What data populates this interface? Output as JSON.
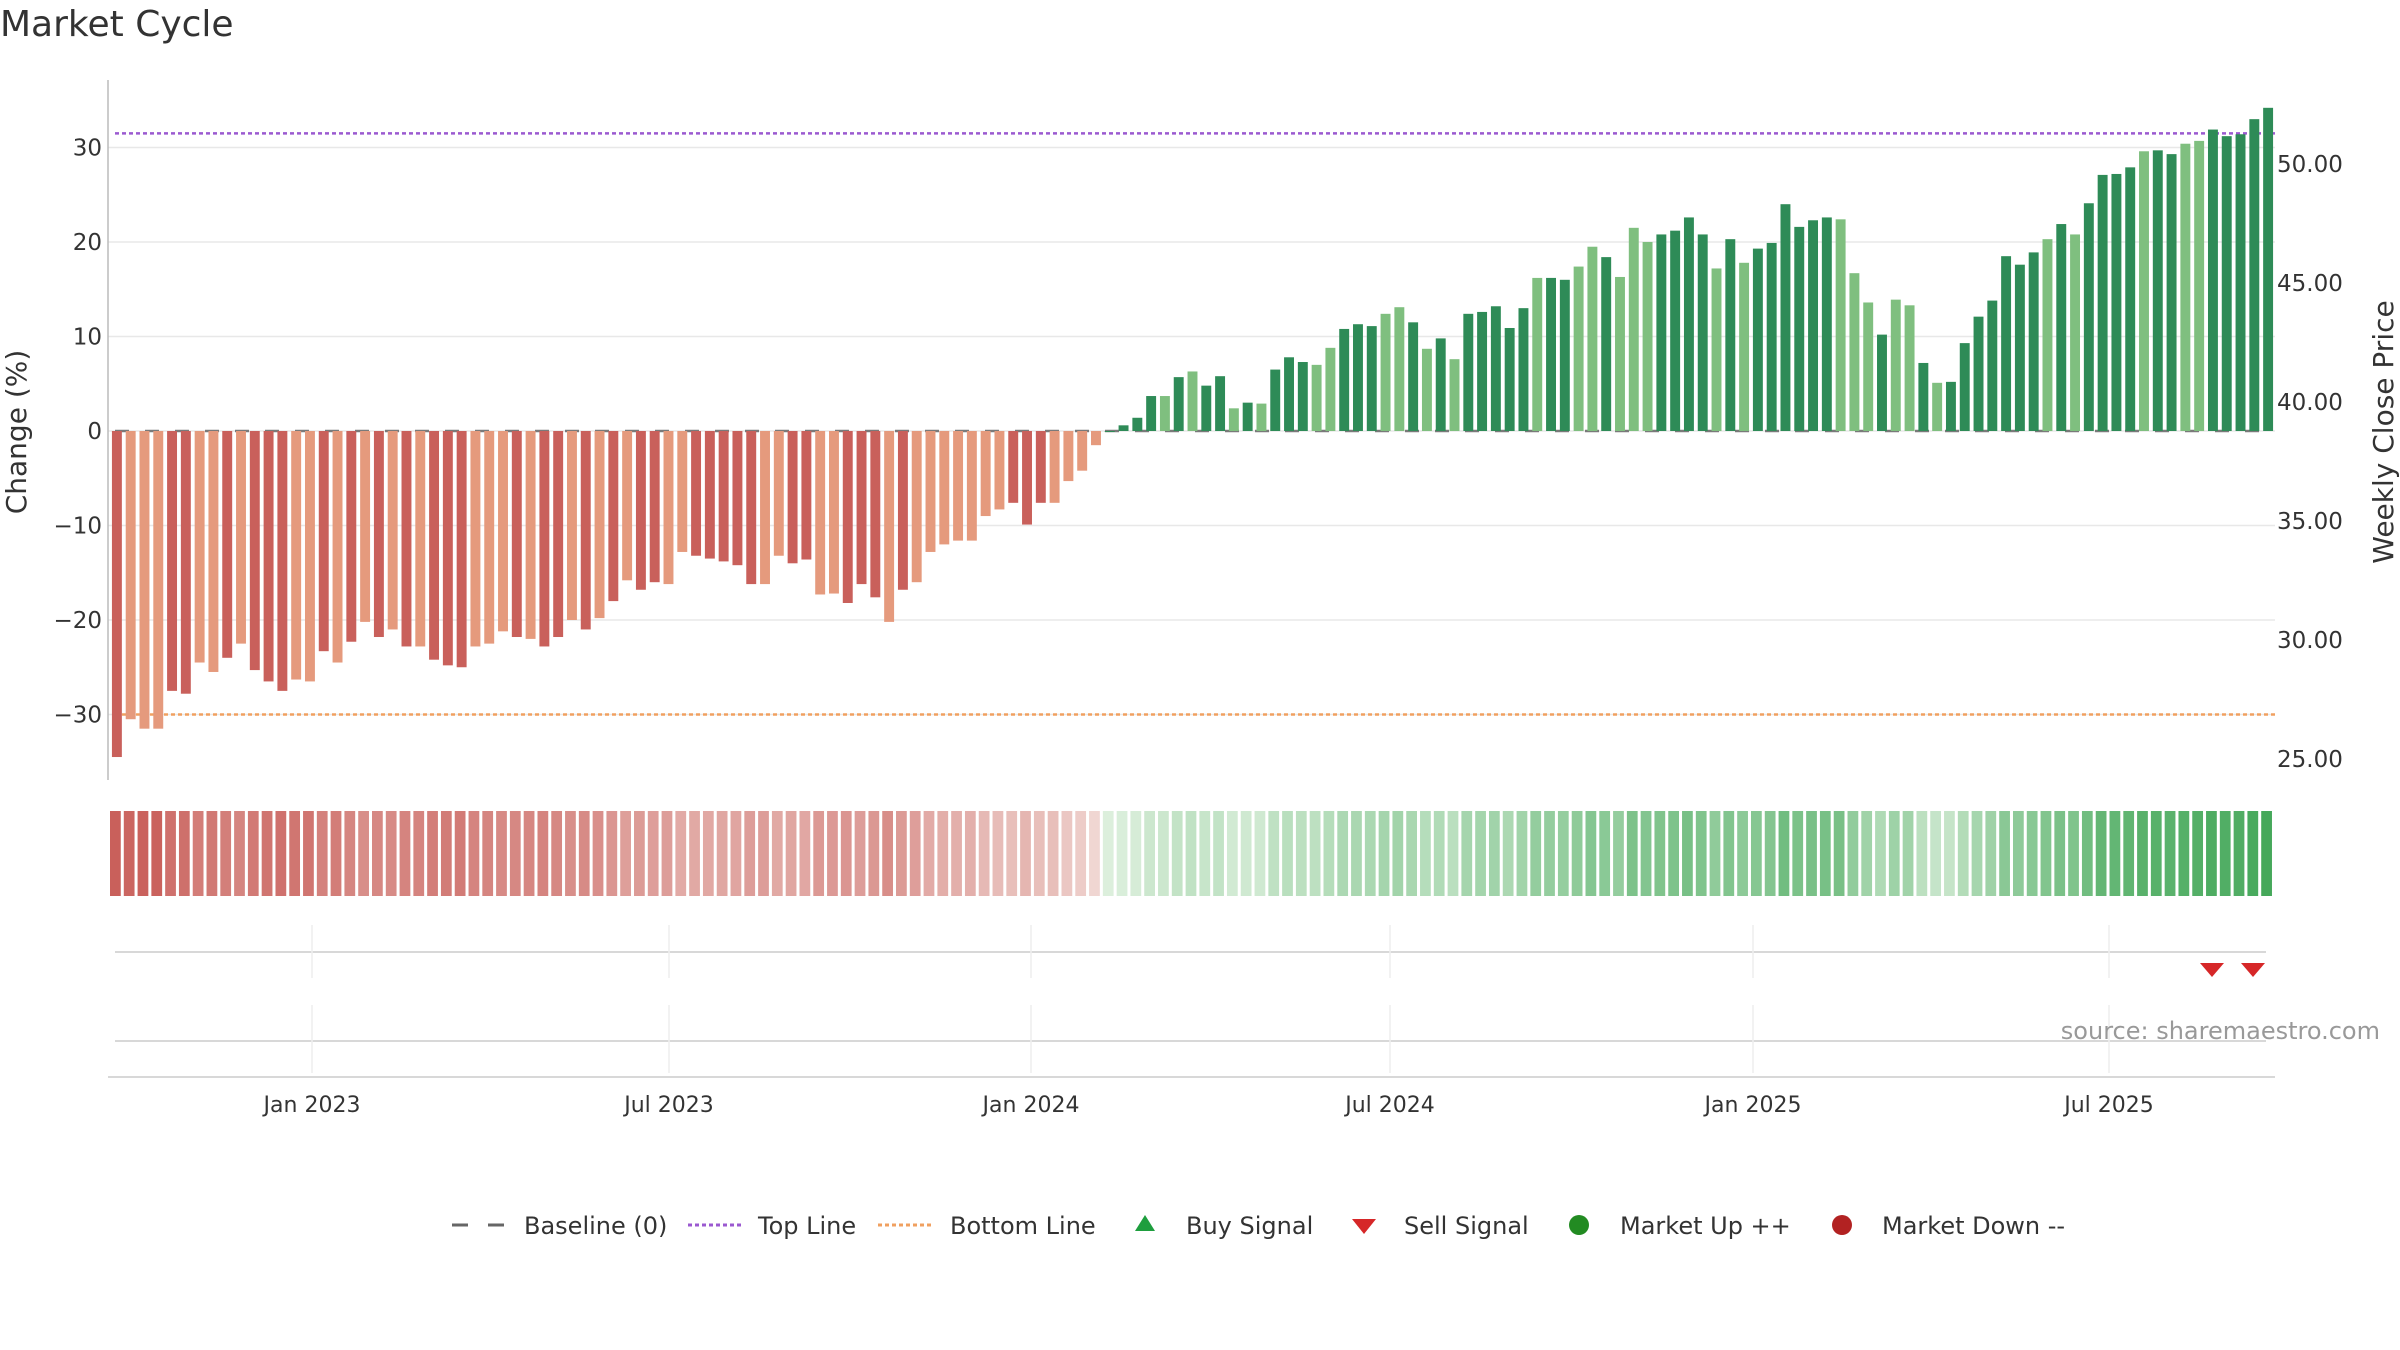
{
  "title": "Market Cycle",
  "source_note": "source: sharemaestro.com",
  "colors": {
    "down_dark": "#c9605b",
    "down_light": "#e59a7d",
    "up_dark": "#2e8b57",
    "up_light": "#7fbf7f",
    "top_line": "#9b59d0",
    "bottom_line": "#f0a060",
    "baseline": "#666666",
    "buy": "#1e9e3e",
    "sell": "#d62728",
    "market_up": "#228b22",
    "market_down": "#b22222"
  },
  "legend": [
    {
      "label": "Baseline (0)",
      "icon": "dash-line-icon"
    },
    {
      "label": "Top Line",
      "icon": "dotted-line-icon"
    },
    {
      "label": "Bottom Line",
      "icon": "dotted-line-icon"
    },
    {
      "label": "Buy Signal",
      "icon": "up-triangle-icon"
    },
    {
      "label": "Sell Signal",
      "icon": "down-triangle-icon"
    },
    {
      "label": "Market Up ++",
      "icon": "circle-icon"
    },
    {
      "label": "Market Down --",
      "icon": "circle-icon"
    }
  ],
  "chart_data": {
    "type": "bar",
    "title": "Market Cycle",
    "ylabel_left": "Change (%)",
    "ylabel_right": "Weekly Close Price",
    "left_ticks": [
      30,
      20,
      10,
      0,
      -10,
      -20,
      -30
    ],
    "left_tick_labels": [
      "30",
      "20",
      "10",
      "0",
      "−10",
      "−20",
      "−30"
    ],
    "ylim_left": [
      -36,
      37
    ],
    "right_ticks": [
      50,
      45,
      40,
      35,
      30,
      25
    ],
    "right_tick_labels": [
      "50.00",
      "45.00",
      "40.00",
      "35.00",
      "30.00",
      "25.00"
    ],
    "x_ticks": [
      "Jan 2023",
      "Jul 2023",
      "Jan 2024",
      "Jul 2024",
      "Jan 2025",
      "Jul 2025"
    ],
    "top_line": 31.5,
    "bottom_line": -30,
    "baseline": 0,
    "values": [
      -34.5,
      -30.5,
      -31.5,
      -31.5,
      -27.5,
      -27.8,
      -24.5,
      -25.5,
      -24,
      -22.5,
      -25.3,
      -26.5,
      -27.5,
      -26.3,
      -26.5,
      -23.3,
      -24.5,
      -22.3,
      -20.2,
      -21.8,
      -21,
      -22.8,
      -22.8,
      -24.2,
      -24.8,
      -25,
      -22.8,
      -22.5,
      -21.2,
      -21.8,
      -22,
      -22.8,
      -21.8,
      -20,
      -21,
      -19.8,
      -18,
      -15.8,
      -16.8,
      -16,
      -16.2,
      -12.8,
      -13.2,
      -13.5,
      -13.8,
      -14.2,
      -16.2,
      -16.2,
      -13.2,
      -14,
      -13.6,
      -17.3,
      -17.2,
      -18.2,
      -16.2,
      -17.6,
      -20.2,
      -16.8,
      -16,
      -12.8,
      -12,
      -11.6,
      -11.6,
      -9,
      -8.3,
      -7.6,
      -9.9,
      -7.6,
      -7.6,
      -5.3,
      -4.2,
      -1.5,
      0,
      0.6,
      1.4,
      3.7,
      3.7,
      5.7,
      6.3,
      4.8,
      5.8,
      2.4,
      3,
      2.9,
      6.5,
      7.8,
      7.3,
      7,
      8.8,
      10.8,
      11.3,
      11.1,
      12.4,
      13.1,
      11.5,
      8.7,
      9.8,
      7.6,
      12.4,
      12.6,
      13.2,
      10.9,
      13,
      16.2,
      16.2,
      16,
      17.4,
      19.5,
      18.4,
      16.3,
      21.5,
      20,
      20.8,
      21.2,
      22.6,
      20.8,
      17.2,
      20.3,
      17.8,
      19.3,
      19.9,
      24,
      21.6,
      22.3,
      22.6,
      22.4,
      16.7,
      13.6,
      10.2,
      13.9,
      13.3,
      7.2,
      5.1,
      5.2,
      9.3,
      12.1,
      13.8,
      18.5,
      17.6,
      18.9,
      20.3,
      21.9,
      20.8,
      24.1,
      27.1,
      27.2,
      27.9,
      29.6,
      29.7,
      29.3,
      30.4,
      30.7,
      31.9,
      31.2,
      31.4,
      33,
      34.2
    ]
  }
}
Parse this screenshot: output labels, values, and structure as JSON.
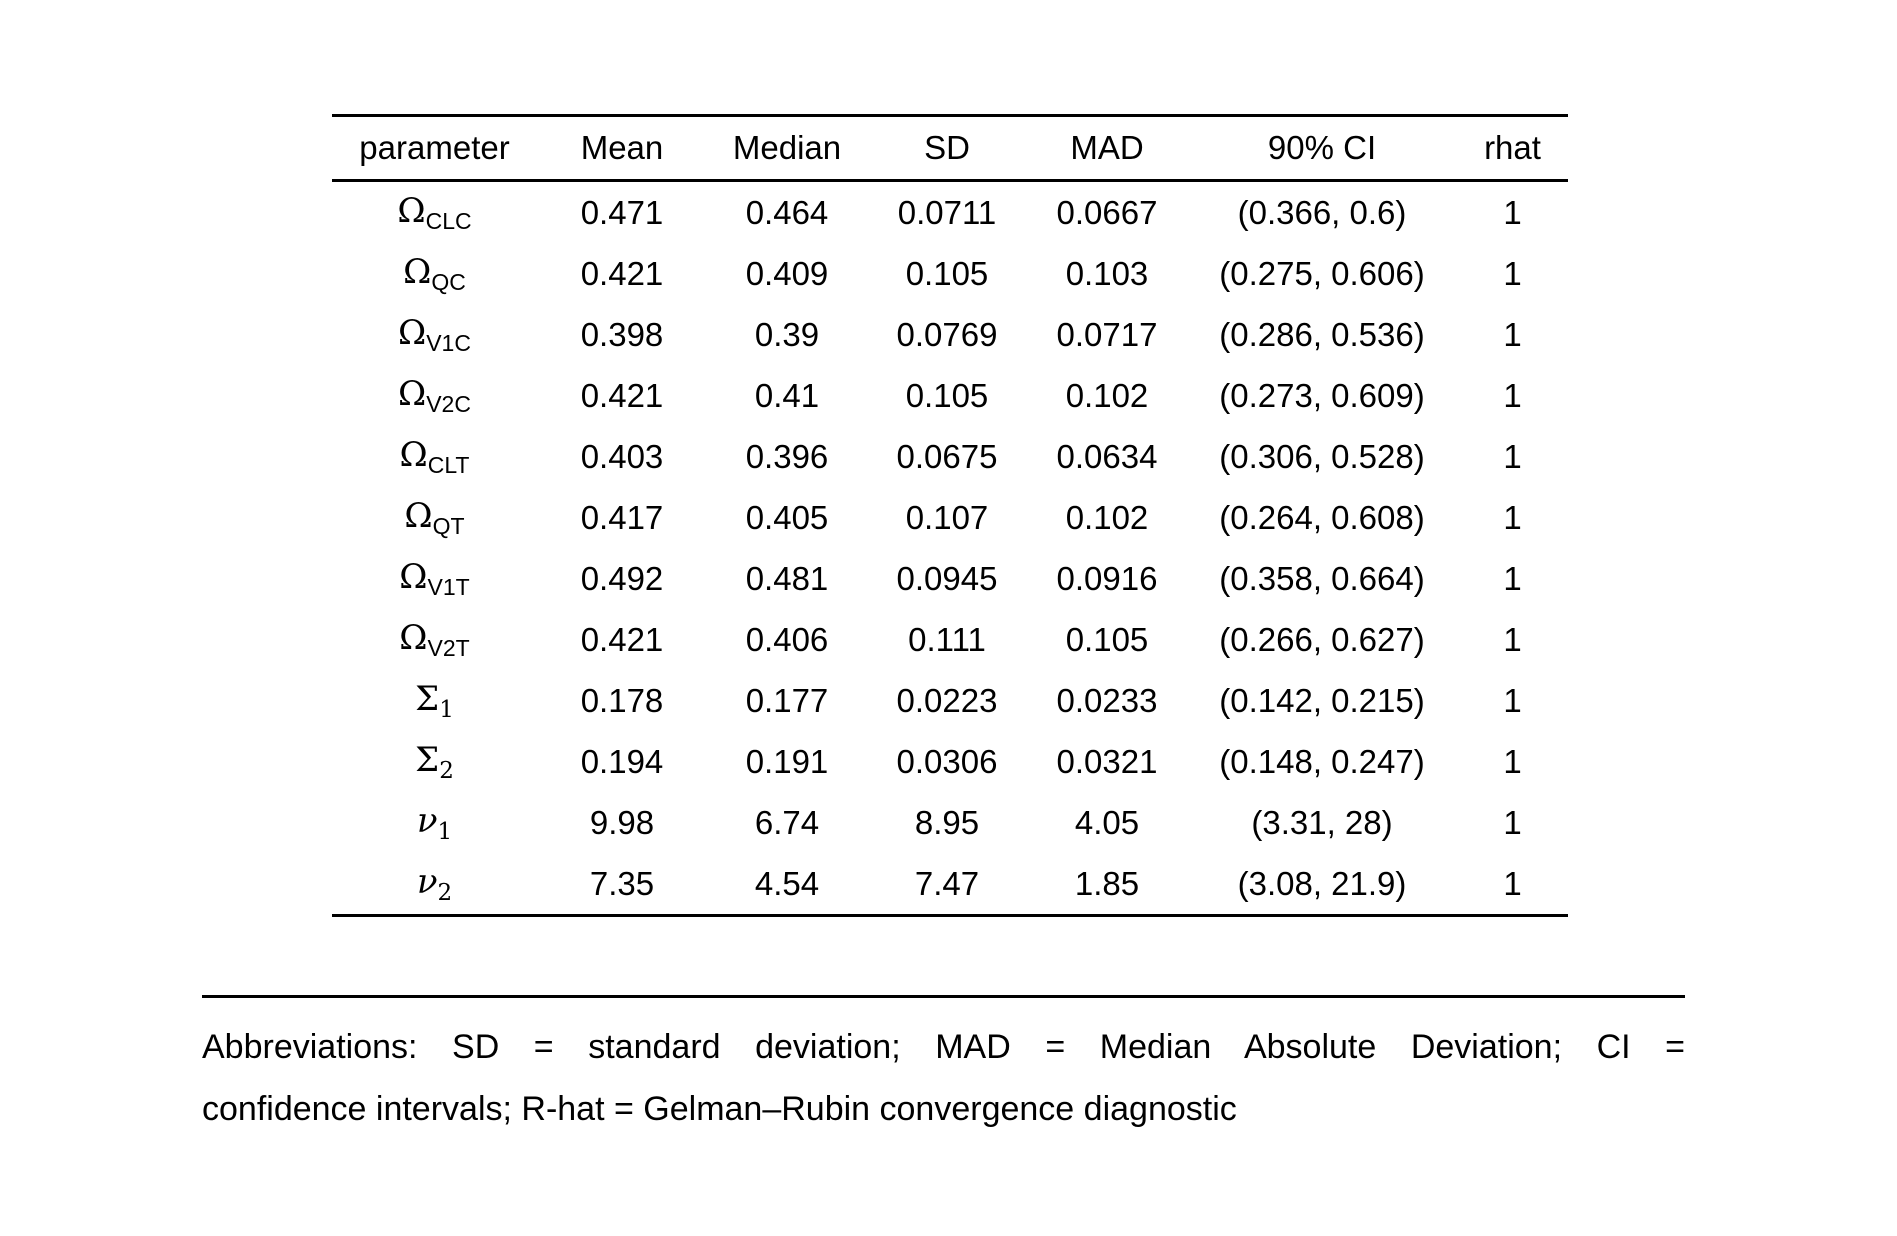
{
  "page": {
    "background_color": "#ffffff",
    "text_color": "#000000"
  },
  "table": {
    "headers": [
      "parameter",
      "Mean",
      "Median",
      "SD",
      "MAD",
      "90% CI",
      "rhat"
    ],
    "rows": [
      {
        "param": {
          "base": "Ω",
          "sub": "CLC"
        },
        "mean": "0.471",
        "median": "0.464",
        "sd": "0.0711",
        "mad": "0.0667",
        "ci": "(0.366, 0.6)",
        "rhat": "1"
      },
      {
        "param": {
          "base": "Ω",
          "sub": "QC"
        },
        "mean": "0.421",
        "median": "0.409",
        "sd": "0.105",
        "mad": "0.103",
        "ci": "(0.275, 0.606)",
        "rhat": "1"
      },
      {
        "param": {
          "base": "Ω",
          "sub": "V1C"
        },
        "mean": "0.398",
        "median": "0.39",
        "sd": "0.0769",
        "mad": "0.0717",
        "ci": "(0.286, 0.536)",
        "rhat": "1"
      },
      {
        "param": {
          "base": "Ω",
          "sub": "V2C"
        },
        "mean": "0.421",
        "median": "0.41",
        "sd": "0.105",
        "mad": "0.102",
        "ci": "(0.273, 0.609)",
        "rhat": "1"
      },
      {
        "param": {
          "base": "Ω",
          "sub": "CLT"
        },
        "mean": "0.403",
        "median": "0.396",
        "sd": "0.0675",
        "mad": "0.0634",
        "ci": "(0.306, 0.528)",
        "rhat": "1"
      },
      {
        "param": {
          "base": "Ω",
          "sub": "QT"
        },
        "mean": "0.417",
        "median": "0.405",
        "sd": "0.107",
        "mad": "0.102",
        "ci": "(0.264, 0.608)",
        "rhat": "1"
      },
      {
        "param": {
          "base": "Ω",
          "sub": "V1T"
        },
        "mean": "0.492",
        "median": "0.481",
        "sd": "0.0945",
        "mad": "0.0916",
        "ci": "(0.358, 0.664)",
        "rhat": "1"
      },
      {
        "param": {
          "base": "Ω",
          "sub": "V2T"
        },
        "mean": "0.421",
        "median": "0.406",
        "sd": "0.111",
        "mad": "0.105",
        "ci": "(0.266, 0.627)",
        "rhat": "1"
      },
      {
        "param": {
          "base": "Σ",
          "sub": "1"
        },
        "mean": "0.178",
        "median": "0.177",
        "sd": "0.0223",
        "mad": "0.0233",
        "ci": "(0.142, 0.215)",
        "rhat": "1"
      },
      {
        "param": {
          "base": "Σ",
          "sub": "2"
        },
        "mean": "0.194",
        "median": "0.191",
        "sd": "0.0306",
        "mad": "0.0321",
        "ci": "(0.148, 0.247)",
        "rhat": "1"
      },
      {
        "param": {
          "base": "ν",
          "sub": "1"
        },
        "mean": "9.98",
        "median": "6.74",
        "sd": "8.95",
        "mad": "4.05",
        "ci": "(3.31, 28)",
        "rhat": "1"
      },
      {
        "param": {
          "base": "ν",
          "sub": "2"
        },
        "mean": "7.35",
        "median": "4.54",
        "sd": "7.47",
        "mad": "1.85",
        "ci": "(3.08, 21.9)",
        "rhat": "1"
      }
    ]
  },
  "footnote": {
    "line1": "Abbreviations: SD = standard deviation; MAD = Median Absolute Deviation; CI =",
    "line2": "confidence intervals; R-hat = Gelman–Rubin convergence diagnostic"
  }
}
* * * * * * *
Lines holding the word "triangle" in the entries above are the ones to pull out. Copy them all.

      "icon": "up-triangle-icon"
      "icon": "down-triangle-icon"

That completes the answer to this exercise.